- [Exercise task 1] State whether each statement below agrees with the passage on customer data platforms, answering yes or no and quoting the words of the passage that decide it. (a) CDPs were originally meant to serve as the single source of truth for data. (b) Packaged CDPs normally come with built-in segmentation tools. (c) Amplitude is named among the tools that now offer core capabilities such as data collection.
- [Exercise task 2] Reproduce word for word the stretch of the passage on customer data platforms from "Marketing operations are" through "and crucial workflows.".

Marketing operations are unique in every business, differing in tech stacks, processes, and regulations, creating opportunities to tailor tools for specific niches.
Twilio CEO Jeff Lawson explained to Stratechery’s Ben Thompson after acquiring Segment that the abundance of SaaS solutions has led to data being trapped in silos across different business lines. Marketing data resides in multiple platforms (social media, email, CRM, advertising tools), making it difficult to integrate.
A premise CDP is simple – it aligns your operational stack, enabling it to function as a cohesive unit by consolidating both data and crucial workflows.
In the B2B SaaS the workflows typically fall within the realms of sales, marketing, and data teams. Moreover, the complexity and the wide range of opportunities of CDPs often overlap with other three-letter acronym systems like CRM (customer relationship management), CEP (customer engagement platform), ABM (account-based marketing), or MAP (marketing automation platform).
I teamed up with Aurelien from Cargo to help with this post. With his team, he is building the future of the gtm stack, empowering revenue teams to create AI-powered workflows that automate everything from account identification and enrichment to scoring and routing.
Packaged approach
Originally packaged CDPs were designed primarily focusing on event-clickstream data and help to map customers across distinct systems. Normally the tools come with built-in segmentation tools, making it easy to create customer segments and immediately activate them in marketing channels, customer service platforms, or analytics dashboard
Packaged CDPs often feature built-in compatibility and integrations with popular downstream tools, that close any of the following competences:
Customer Engagement: email, push notifications, in-app messaging, and SMS campaigns
Product and Behavioral Analytics: data federation, event tracking, schema management, and data privacy compliance
Attribution: tracking for paid and organic channels, campaign performance analysis, and multi-touch attribution models
Customer Acquisition and Growth Marketing: SEO, SEM, affiliate marketing, referral programs, and deep-linking for customer acquisition
Data Infrastructure and Routing: event streaming, real-time routing, and API integrations for seamless data flow
In 2024, the essence of packaged CDPs remains consistent across various vendors. The fundamental premise is straightforward: we integrate all your data sources, enabling you to orchestrate data across various services—albeit limited to those for which connections you have. The real differentiation among these packaged CDPs lies not in their basic functionalities, but in what happens within this 'black box' of data processing, for example, some fancy ML-powered segmentation. Also, it’s about the degree of control you have over data federation – specifically, the customization of triggers, workflows, and other operational elements.
The black-box identity resolution is especially crucial, as vendors typically use some combination of probabilistic and deterministic methods for identity resolution. However, these approaches may not be efficient when handling complexity of entity models in various B2B SaaS environments, especially in collaborative and group scenarios. Especially in PLS products you design you ledder in a way to scale from individual user to company usage.
Originally CDPs were never intended to serve as the single source of truth for data. But the latest trend in packaged B2B SaaS CDPs is the blurring of upstream and downstream roles. Platforms historically seen as engagement tools are now evolving into dominant CDP players. More tools than ever now offer core capabilities like data collection, federation, and audience creation—like Amplitude, Rudderstack, Snowplow, and Braze. Integrations and building on top of data warehouses to keep data where it resides have also become the norm.

- [Source material]
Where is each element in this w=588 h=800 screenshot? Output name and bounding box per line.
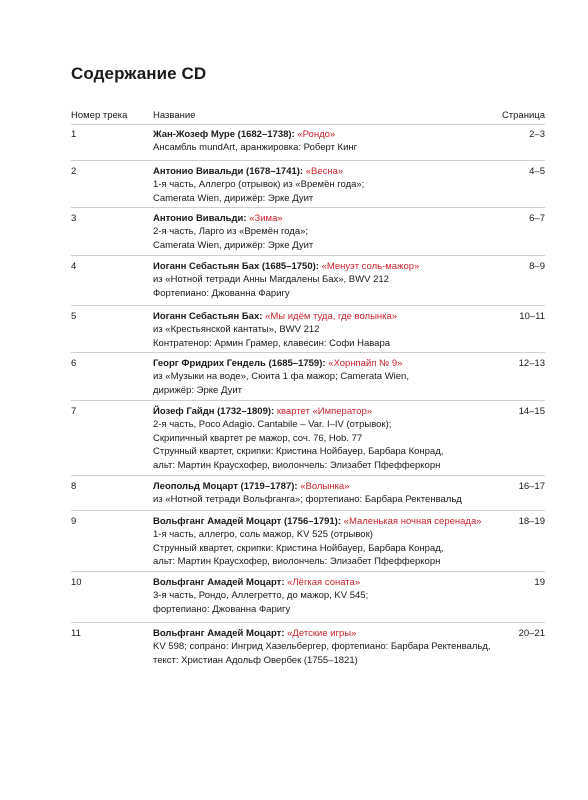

- [Task solution 1]
(a) No: "Originally CDPs were never intended to serve as the single source of truth for data."
(b) Yes: "Normally the tools come with built-in segmentation tools, making it easy to create customer segments and immediately activate them in marketing channels, customer service platforms, or analytics dashboard"
(c) Yes: "More tools than ever now offer core capabilities like data collection, federation, and audience creation—like Amplitude, Rudderstack, Snowplow, and Braze."

- [Task solution 2]
Marketing operations are unique in every business, differing in tech stacks, processes, and regulations, creating opportunities to tailor tools for specific niches.
Twilio CEO Jeff Lawson explained to Stratechery’s Ben Thompson after acquiring Segment that the abundance of SaaS solutions has led to data being trapped in silos across different business lines. Marketing data resides in multiple platforms (social media, email, CRM, advertising tools), making it difficult to integrate.
A premise CDP is simple – it aligns your operational stack, enabling it to function as a cohesive unit by consolidating both data and crucial workflows.